* AVAILABLE RECORDS
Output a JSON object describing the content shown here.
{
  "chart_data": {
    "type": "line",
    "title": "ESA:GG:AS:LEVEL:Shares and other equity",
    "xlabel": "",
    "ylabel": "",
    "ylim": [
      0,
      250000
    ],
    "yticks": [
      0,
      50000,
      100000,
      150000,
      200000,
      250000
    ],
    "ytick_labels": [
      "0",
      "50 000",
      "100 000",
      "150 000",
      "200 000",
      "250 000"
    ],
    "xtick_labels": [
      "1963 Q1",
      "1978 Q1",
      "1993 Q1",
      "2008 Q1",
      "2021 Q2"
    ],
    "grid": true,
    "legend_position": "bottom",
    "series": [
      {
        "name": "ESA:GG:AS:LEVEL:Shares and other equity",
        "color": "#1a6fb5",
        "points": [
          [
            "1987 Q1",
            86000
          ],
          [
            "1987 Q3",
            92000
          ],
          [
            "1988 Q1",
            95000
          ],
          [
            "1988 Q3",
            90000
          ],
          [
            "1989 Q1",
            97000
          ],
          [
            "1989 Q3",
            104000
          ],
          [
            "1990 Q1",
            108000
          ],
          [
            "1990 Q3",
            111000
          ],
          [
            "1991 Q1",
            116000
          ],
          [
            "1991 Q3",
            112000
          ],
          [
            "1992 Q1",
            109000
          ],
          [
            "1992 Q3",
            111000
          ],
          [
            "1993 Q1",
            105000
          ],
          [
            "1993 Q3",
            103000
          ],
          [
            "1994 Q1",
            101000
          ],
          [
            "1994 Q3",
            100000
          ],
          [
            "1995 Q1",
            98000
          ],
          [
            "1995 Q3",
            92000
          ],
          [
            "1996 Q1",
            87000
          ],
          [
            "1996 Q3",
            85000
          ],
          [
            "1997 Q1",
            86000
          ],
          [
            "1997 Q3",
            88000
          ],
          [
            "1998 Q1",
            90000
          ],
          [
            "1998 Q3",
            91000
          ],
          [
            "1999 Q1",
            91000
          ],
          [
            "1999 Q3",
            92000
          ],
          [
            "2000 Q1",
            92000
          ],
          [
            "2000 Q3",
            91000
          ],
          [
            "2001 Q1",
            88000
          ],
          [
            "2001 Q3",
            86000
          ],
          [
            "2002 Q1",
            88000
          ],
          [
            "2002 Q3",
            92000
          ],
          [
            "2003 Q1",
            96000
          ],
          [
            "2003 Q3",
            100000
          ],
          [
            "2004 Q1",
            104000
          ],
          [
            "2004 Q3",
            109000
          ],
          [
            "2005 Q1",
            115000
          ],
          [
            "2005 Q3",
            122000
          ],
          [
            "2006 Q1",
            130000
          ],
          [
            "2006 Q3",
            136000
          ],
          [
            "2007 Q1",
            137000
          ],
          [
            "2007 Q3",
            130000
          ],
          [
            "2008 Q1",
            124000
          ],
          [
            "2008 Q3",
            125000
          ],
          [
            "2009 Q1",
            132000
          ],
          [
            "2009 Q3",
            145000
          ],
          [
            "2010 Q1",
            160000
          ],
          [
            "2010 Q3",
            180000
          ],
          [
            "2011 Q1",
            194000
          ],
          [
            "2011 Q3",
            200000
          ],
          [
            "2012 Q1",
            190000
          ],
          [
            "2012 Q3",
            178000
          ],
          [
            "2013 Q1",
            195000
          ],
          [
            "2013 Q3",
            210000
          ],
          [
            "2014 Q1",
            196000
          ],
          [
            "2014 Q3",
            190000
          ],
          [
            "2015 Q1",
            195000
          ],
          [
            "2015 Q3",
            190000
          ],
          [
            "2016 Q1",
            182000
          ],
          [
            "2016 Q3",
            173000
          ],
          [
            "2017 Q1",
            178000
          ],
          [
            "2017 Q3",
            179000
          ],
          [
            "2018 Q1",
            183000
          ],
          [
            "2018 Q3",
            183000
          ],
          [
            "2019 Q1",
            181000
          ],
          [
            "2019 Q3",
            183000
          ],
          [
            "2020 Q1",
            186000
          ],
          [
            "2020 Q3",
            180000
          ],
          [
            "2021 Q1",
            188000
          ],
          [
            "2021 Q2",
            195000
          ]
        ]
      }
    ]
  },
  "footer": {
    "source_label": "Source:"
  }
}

* AIM
How many lines of these entries hold the string "Shares"? Answer with the number alone.

* SOLUTION TO THIS PROBLEM
2